**STATED EXERCISE**
Can you copy out the data exactly? Leave the images out.

**PROVIDED ENTRIES**

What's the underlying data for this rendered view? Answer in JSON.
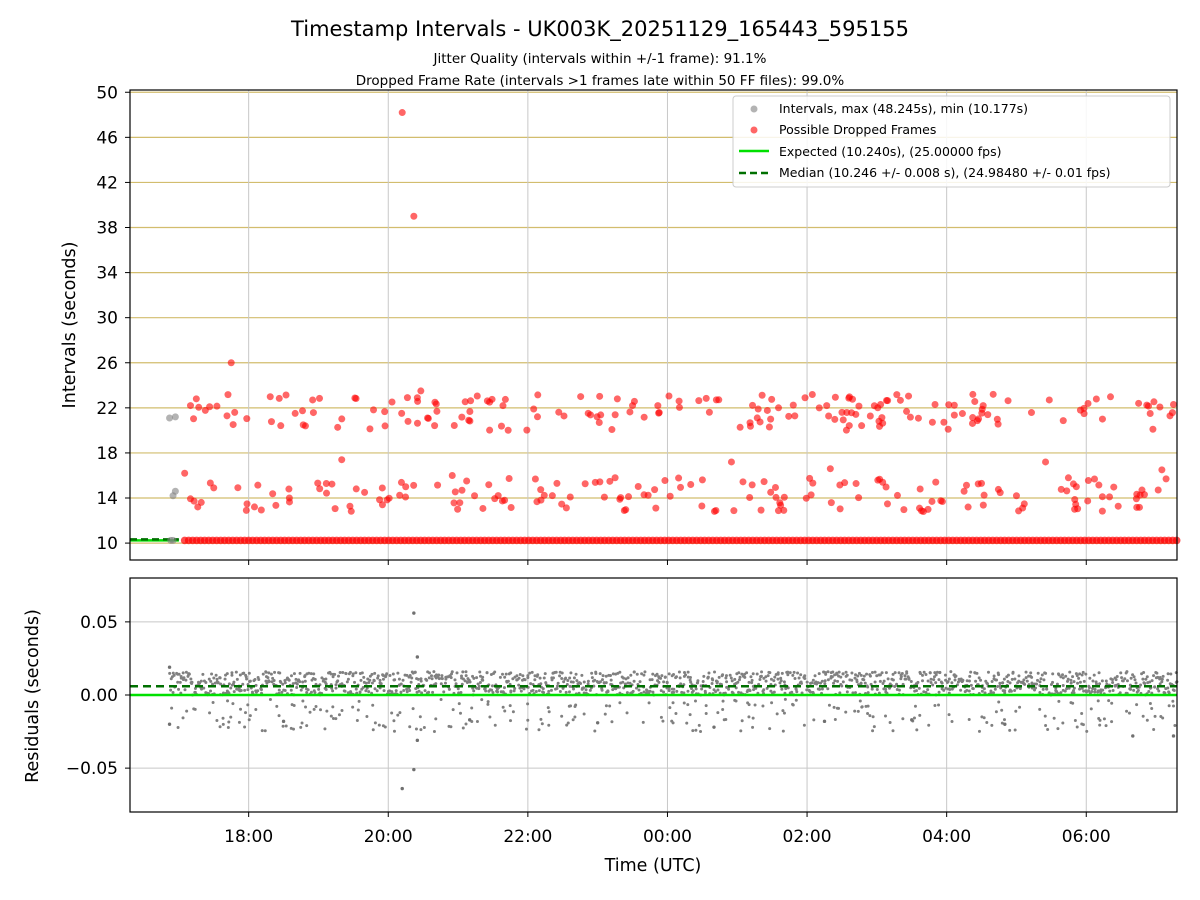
{
  "chart_data": [
    {
      "type": "scatter",
      "title": "Timestamp Intervals - UK003K_20251129_165443_595155",
      "subtitle_lines": [
        "Jitter Quality (intervals within +/-1 frame): 91.1%",
        "Dropped Frame Rate (intervals >1 frames late within 50 FF files): 99.0%"
      ],
      "ylabel": "Intervals (seconds)",
      "ylim": [
        8.5,
        50.2
      ],
      "yticks": [
        10,
        14,
        18,
        22,
        26,
        30,
        34,
        38,
        42,
        46,
        50
      ],
      "xlim": [
        "16:18",
        "07:18"
      ],
      "xticks": [
        "18:00",
        "20:00",
        "22:00",
        "00:00",
        "02:00",
        "04:00",
        "06:00"
      ],
      "grid": true,
      "legend_position": "top-right",
      "legend": [
        "Intervals, max (48.245s), min (10.177s)",
        "Possible Dropped Frames",
        "Expected (10.240s), (25.00000 fps)",
        "Median (10.246 +/- 0.008 s), (24.98480 +/- 0.01 fps)"
      ],
      "colors": {
        "intervals": "#808080",
        "dropped": "#ff0000",
        "expected": "#00e000",
        "median": "#007000",
        "hgrid": "#d2bd6e",
        "vgrid": "#c8c8c8"
      },
      "series": [
        {
          "name": "Intervals, max (48.245s), min (10.177s)",
          "points": [
            [
              "16:52",
              21.1
            ],
            [
              "16:57",
              21.2
            ],
            [
              "16:55",
              14.2
            ],
            [
              "16:57",
              14.6
            ],
            [
              "16:53",
              10.24
            ],
            [
              "16:55",
              10.24
            ]
          ]
        },
        {
          "name": "Possible Dropped Frames",
          "points": [
            [
              "20:12",
              48.2
            ],
            [
              "20:22",
              39.0
            ],
            [
              "17:45",
              26.0
            ],
            [
              "20:28",
              23.5
            ],
            [
              "20:25",
              22.9
            ],
            [
              "17:10",
              22.2
            ],
            [
              "17:15",
              22.8
            ],
            [
              "17:48",
              21.6
            ],
            [
              "18:55",
              22.7
            ],
            [
              "22:05",
              21.9
            ],
            [
              "23:30",
              22.2
            ],
            [
              "00:10",
              22.6
            ],
            [
              "01:18",
              21.9
            ],
            [
              "02:30",
              21.6
            ],
            [
              "03:50",
              22.3
            ],
            [
              "04:40",
              23.2
            ],
            [
              "05:55",
              21.8
            ],
            [
              "06:45",
              22.4
            ],
            [
              "07:15",
              22.3
            ],
            [
              "17:05",
              16.2
            ],
            [
              "17:30",
              14.9
            ],
            [
              "17:58",
              12.9
            ],
            [
              "18:35",
              14.0
            ],
            [
              "19:20",
              17.4
            ],
            [
              "19:55",
              13.4
            ],
            [
              "20:15",
              15.0
            ],
            [
              "20:55",
              16.0
            ],
            [
              "21:40",
              13.8
            ],
            [
              "22:25",
              15.3
            ],
            [
              "23:15",
              15.8
            ],
            [
              "23:50",
              13.1
            ],
            [
              "00:20",
              15.2
            ],
            [
              "00:55",
              17.2
            ],
            [
              "01:40",
              12.9
            ],
            [
              "02:20",
              16.6
            ],
            [
              "03:05",
              15.4
            ],
            [
              "03:40",
              12.8
            ],
            [
              "04:15",
              14.6
            ],
            [
              "05:00",
              14.2
            ],
            [
              "05:25",
              17.2
            ],
            [
              "05:50",
              13.0
            ],
            [
              "06:20",
              14.1
            ],
            [
              "06:50",
              14.3
            ],
            [
              "07:05",
              16.5
            ]
          ],
          "baseline_band": {
            "from": "17:05",
            "to": "07:18",
            "y": 10.24
          }
        },
        {
          "name": "Expected (10.240s), (25.00000 fps)",
          "y": 10.24
        },
        {
          "name": "Median (10.246 +/- 0.008 s), (24.98480 +/- 0.01 fps)",
          "y": 10.246
        }
      ]
    },
    {
      "type": "scatter",
      "xlabel": "Time (UTC)",
      "ylabel": "Residuals (seconds)",
      "ylim": [
        -0.08,
        0.08
      ],
      "yticks": [
        0.05,
        0.0,
        -0.05
      ],
      "ytick_labels": [
        "0.05",
        "0.00",
        "−0.05"
      ],
      "xlim": [
        "16:18",
        "07:18"
      ],
      "xticks": [
        "18:00",
        "20:00",
        "22:00",
        "00:00",
        "02:00",
        "04:00",
        "06:00"
      ],
      "grid": true,
      "series": [
        {
          "name": "",
          "band_y_range": [
            0.0,
            0.016
          ],
          "start": "16:52",
          "end": "07:18"
        },
        {
          "name": "",
          "y": 0.0,
          "style": "solid"
        },
        {
          "name": "",
          "y": 0.006,
          "style": "dashed"
        },
        {
          "name": "",
          "points": [
            [
              "16:52",
              0.019
            ],
            [
              "20:22",
              0.056
            ],
            [
              "20:25",
              0.026
            ],
            [
              "20:25",
              -0.031
            ],
            [
              "20:22",
              -0.051
            ],
            [
              "20:12",
              -0.064
            ],
            [
              "16:52",
              -0.02
            ],
            [
              "18:30",
              -0.018
            ],
            [
              "21:10",
              -0.017
            ],
            [
              "23:00",
              -0.019
            ],
            [
              "00:40",
              -0.022
            ],
            [
              "02:15",
              -0.018
            ],
            [
              "03:30",
              -0.017
            ],
            [
              "04:50",
              -0.02
            ],
            [
              "06:40",
              -0.028
            ],
            [
              "07:15",
              -0.028
            ]
          ]
        }
      ]
    }
  ]
}
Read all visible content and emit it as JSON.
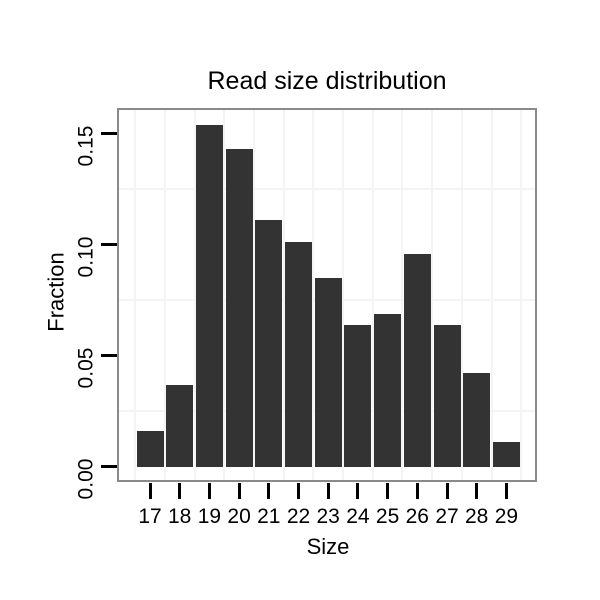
{
  "figure": {
    "title": "Read size distribution",
    "x_axis_label": "Size",
    "y_axis_label": "Fraction"
  },
  "chart_data": {
    "type": "bar",
    "title": "Read size distribution",
    "xlabel": "Size",
    "ylabel": "Fraction",
    "categories": [
      17,
      18,
      19,
      20,
      21,
      22,
      23,
      24,
      25,
      26,
      27,
      28,
      29
    ],
    "values": [
      0.016,
      0.037,
      0.154,
      0.143,
      0.111,
      0.101,
      0.085,
      0.064,
      0.069,
      0.096,
      0.064,
      0.042,
      0.011
    ],
    "x_tick_labels": [
      "17",
      "18",
      "19",
      "20",
      "21",
      "22",
      "23",
      "24",
      "25",
      "26",
      "27",
      "28",
      "29"
    ],
    "y_ticks": [
      {
        "value": 0.0,
        "label": "0.00"
      },
      {
        "value": 0.05,
        "label": "0.05"
      },
      {
        "value": 0.1,
        "label": "0.10"
      },
      {
        "value": 0.15,
        "label": "0.15"
      }
    ],
    "ylim": [
      -0.0065,
      0.161
    ],
    "xlim": [
      15.9,
      30.0
    ],
    "minor_gridlines_y": [
      0.025,
      0.075,
      0.125
    ],
    "minor_gridlines_x_at_half_steps": true,
    "grid": "minor gridlines only, very light grey; no major gridlines",
    "legend": "none",
    "bar_relative_width": 0.9,
    "colors": {
      "bar": "#333333",
      "panel_border": "#8a8a8a",
      "gridline": "#f4f4f4",
      "tick": "#000000",
      "text": "#000000",
      "background": "#ffffff"
    }
  }
}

**TASK SOLUTION**
What's the underlying data for this rendered view? Answer in JSON.
{
  "chart_data": [
    {
      "type": "scatter",
      "title": "Timestamp Intervals - UK003K_20251129_165443_595155",
      "subtitle_lines": [
        "Jitter Quality (intervals within +/-1 frame): 91.1%",
        "Dropped Frame Rate (intervals >1 frames late within 50 FF files): 99.0%"
      ],
      "ylabel": "Intervals (seconds)",
      "ylim": [
        8.5,
        50.2
      ],
      "yticks": [
        10,
        14,
        18,
        22,
        26,
        30,
        34,
        38,
        42,
        46,
        50
      ],
      "xlim": [
        "16:18",
        "07:18"
      ],
      "xticks": [
        "18:00",
        "20:00",
        "22:00",
        "00:00",
        "02:00",
        "04:00",
        "06:00"
      ],
      "grid": true,
      "legend_position": "top-right",
      "legend": [
        "Intervals, max (48.245s), min (10.177s)",
        "Possible Dropped Frames",
        "Expected (10.240s), (25.00000 fps)",
        "Median (10.246 +/- 0.008 s), (24.98480 +/- 0.01 fps)"
      ],
      "colors": {
        "intervals": "#808080",
        "dropped": "#ff0000",
        "expected": "#00e000",
        "median": "#007000",
        "hgrid": "#d2bd6e",
        "vgrid": "#c8c8c8"
      },
      "series": [
        {
          "name": "Intervals, max (48.245s), min (10.177s)",
          "points": [
            [
              "16:52",
              21.1
            ],
            [
              "16:57",
              21.2
            ],
            [
              "16:55",
              14.2
            ],
            [
              "16:57",
              14.6
            ],
            [
              "16:53",
              10.24
            ],
            [
              "16:55",
              10.24
            ]
          ]
        },
        {
          "name": "Possible Dropped Frames",
          "points": [
            [
              "20:12",
              48.2
            ],
            [
              "20:22",
              39.0
            ],
            [
              "17:45",
              26.0
            ],
            [
              "20:28",
              23.5
            ],
            [
              "20:25",
              22.9
            ],
            [
              "17:10",
              22.2
            ],
            [
              "17:15",
              22.8
            ],
            [
              "17:48",
              21.6
            ],
            [
              "18:55",
              22.7
            ],
            [
              "22:05",
              21.9
            ],
            [
              "23:30",
              22.2
            ],
            [
              "00:10",
              22.6
            ],
            [
              "01:18",
              21.9
            ],
            [
              "02:30",
              21.6
            ],
            [
              "03:50",
              22.3
            ],
            [
              "04:40",
              23.2
            ],
            [
              "05:55",
              21.8
            ],
            [
              "06:45",
              22.4
            ],
            [
              "07:15",
              22.3
            ],
            [
              "17:05",
              16.2
            ],
            [
              "17:30",
              14.9
            ],
            [
              "17:58",
              12.9
            ],
            [
              "18:35",
              14.0
            ],
            [
              "19:20",
              17.4
            ],
            [
              "19:55",
              13.4
            ],
            [
              "20:15",
              15.0
            ],
            [
              "20:55",
              16.0
            ],
            [
              "21:40",
              13.8
            ],
            [
              "22:25",
              15.3
            ],
            [
              "23:15",
              15.8
            ],
            [
              "23:50",
              13.1
            ],
            [
              "00:20",
              15.2
            ],
            [
              "00:55",
              17.2
            ],
            [
              "01:40",
              12.9
            ],
            [
              "02:20",
              16.6
            ],
            [
              "03:05",
              15.4
            ],
            [
              "03:40",
              12.8
            ],
            [
              "04:15",
              14.6
            ],
            [
              "05:00",
              14.2
            ],
            [
              "05:25",
              17.2
            ],
            [
              "05:50",
              13.0
            ],
            [
              "06:20",
              14.1
            ],
            [
              "06:50",
              14.3
            ],
            [
              "07:05",
              16.5
            ]
          ],
          "baseline_band": {
            "from": "17:05",
            "to": "07:18",
            "y": 10.24
          }
        },
        {
          "name": "Expected (10.240s), (25.00000 fps)",
          "y": 10.24
        },
        {
          "name": "Median (10.246 +/- 0.008 s), (24.98480 +/- 0.01 fps)",
          "y": 10.246
        }
      ]
    },
    {
      "type": "scatter",
      "xlabel": "Time (UTC)",
      "ylabel": "Residuals (seconds)",
      "ylim": [
        -0.08,
        0.08
      ],
      "yticks": [
        0.05,
        0.0,
        -0.05
      ],
      "ytick_labels": [
        "0.05",
        "0.00",
        "−0.05"
      ],
      "xlim": [
        "16:18",
        "07:18"
      ],
      "xticks": [
        "18:00",
        "20:00",
        "22:00",
        "00:00",
        "02:00",
        "04:00",
        "06:00"
      ],
      "grid": true,
      "series": [
        {
          "name": "",
          "band_y_range": [
            0.0,
            0.016
          ],
          "start": "16:52",
          "end": "07:18"
        },
        {
          "name": "",
          "y": 0.0,
          "style": "solid"
        },
        {
          "name": "",
          "y": 0.006,
          "style": "dashed"
        },
        {
          "name": "",
          "points": [
            [
              "16:52",
              0.019
            ],
            [
              "20:22",
              0.056
            ],
            [
              "20:25",
              0.026
            ],
            [
              "20:25",
              -0.031
            ],
            [
              "20:22",
              -0.051
            ],
            [
              "20:12",
              -0.064
            ],
            [
              "16:52",
              -0.02
            ],
            [
              "18:30",
              -0.018
            ],
            [
              "21:10",
              -0.017
            ],
            [
              "23:00",
              -0.019
            ],
            [
              "00:40",
              -0.022
            ],
            [
              "02:15",
              -0.018
            ],
            [
              "03:30",
              -0.017
            ],
            [
              "04:50",
              -0.02
            ],
            [
              "06:40",
              -0.028
            ],
            [
              "07:15",
              -0.028
            ]
          ]
        }
      ]
    }
  ]
}
Read all visible content and emit it as JSON.
{
  "figure": {
    "title": "Read size distribution",
    "x_axis_label": "Size",
    "y_axis_label": "Fraction"
  },
  "chart_data": {
    "type": "bar",
    "title": "Read size distribution",
    "xlabel": "Size",
    "ylabel": "Fraction",
    "categories": [
      17,
      18,
      19,
      20,
      21,
      22,
      23,
      24,
      25,
      26,
      27,
      28,
      29
    ],
    "values": [
      0.016,
      0.037,
      0.154,
      0.143,
      0.111,
      0.101,
      0.085,
      0.064,
      0.069,
      0.096,
      0.064,
      0.042,
      0.011
    ],
    "x_tick_labels": [
      "17",
      "18",
      "19",
      "20",
      "21",
      "22",
      "23",
      "24",
      "25",
      "26",
      "27",
      "28",
      "29"
    ],
    "y_ticks": [
      {
        "value": 0.0,
        "label": "0.00"
      },
      {
        "value": 0.05,
        "label": "0.05"
      },
      {
        "value": 0.1,
        "label": "0.10"
      },
      {
        "value": 0.15,
        "label": "0.15"
      }
    ],
    "ylim": [
      -0.0065,
      0.161
    ],
    "xlim": [
      15.9,
      30.0
    ],
    "minor_gridlines_y": [
      0.025,
      0.075,
      0.125
    ],
    "minor_gridlines_x_at_half_steps": true,
    "grid": "minor gridlines only, very light grey; no major gridlines",
    "legend": "none",
    "bar_relative_width": 0.9,
    "colors": {
      "bar": "#333333",
      "panel_border": "#8a8a8a",
      "gridline": "#f4f4f4",
      "tick": "#000000",
      "text": "#000000",
      "background": "#ffffff"
    }
  }
}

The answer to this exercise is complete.